— GIVEN RECORDS —
......

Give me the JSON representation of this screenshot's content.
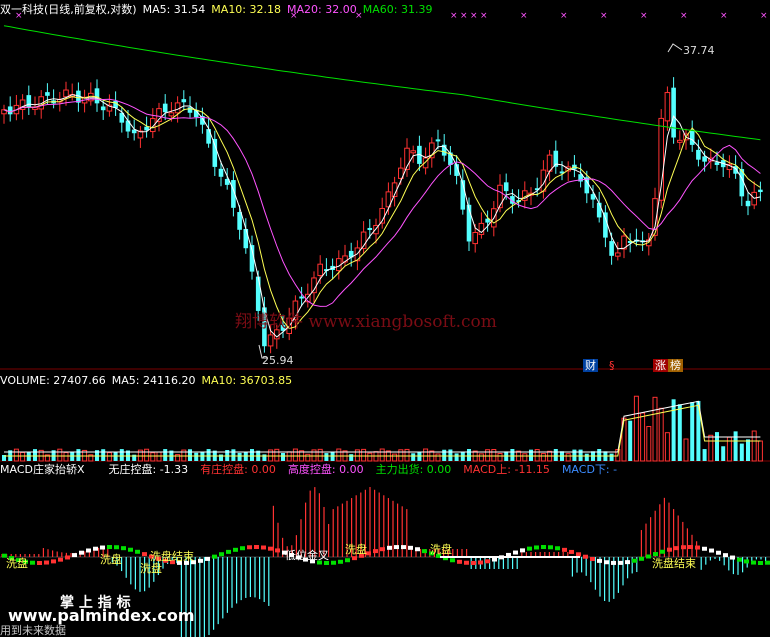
{
  "colors": {
    "up": "#ff3232",
    "down": "#54ffff",
    "ma5": "#ffffff",
    "ma10": "#ffff54",
    "ma20": "#ff54ff",
    "ma60": "#00e000",
    "macd_pos": "#ff3232",
    "macd_neg": "#54ffff",
    "grid": "#7a0000"
  },
  "price_panel": {
    "title": "双一科技(日线,前复权,对数)",
    "ma5": "MA5: 31.54",
    "ma10": "MA10: 32.18",
    "ma20": "MA20: 32.00",
    "ma60": "MA60: 31.39",
    "high_label": "37.74",
    "low_label": "25.94",
    "watermark": "翔博软件 www.xiangbosoft.com",
    "badge_cai": "财",
    "badge_s": "§",
    "badge_zhang": "涨",
    "badge_bang": "榜",
    "marker_glyph": "×"
  },
  "volume_panel": {
    "volume": "VOLUME: 27407.66",
    "ma5": "MA5: 24116.20",
    "ma10": "MA10: 36703.85"
  },
  "macd_panel": {
    "name": "MACD庄家抬轿X",
    "wuzhuang": "无庄控盘: -1.33",
    "youzhuang": "有庄控盘: 0.00",
    "gaodu": "高度控盘: 0.00",
    "zhuli": "主力出货: 0.00",
    "macd_up": "MACD上: -11.15",
    "macd_down": "MACD下: -",
    "label_xipan": "洗盘",
    "label_diwei": "低位金叉",
    "label_xipanjieshu": "洗盘结束",
    "footer": "用到未来数据",
    "logo_cn": "掌 上 指 标",
    "logo_url": "www.palmindex.com"
  }
}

......

— SHORT EXERCISE —
Repeat each entry precisely as it appears. Leave the pictures out.

— PROBLEM SOLUTION —
Give me the JSON representation of this screenshot's content.
{
  "colors": {
    "up": "#ff3232",
    "down": "#54ffff",
    "ma5": "#ffffff",
    "ma10": "#ffff54",
    "ma20": "#ff54ff",
    "ma60": "#00e000",
    "macd_pos": "#ff3232",
    "macd_neg": "#54ffff",
    "grid": "#7a0000"
  },
  "price_panel": {
    "title": "双一科技(日线,前复权,对数)",
    "ma5": "MA5: 31.54",
    "ma10": "MA10: 32.18",
    "ma20": "MA20: 32.00",
    "ma60": "MA60: 31.39",
    "high_label": "37.74",
    "low_label": "25.94",
    "watermark": "翔博软件 www.xiangbosoft.com",
    "badge_cai": "财",
    "badge_s": "§",
    "badge_zhang": "涨",
    "badge_bang": "榜",
    "marker_glyph": "×"
  },
  "volume_panel": {
    "volume": "VOLUME: 27407.66",
    "ma5": "MA5: 24116.20",
    "ma10": "MA10: 36703.85"
  },
  "macd_panel": {
    "name": "MACD庄家抬轿X",
    "wuzhuang": "无庄控盘: -1.33",
    "youzhuang": "有庄控盘: 0.00",
    "gaodu": "高度控盘: 0.00",
    "zhuli": "主力出货: 0.00",
    "macd_up": "MACD上: -11.15",
    "macd_down": "MACD下: -",
    "label_xipan": "洗盘",
    "label_diwei": "低位金叉",
    "label_xipanjieshu": "洗盘结束",
    "footer": "用到未来数据",
    "logo_cn": "掌 上 指 标",
    "logo_url": "www.palmindex.com"
  }
}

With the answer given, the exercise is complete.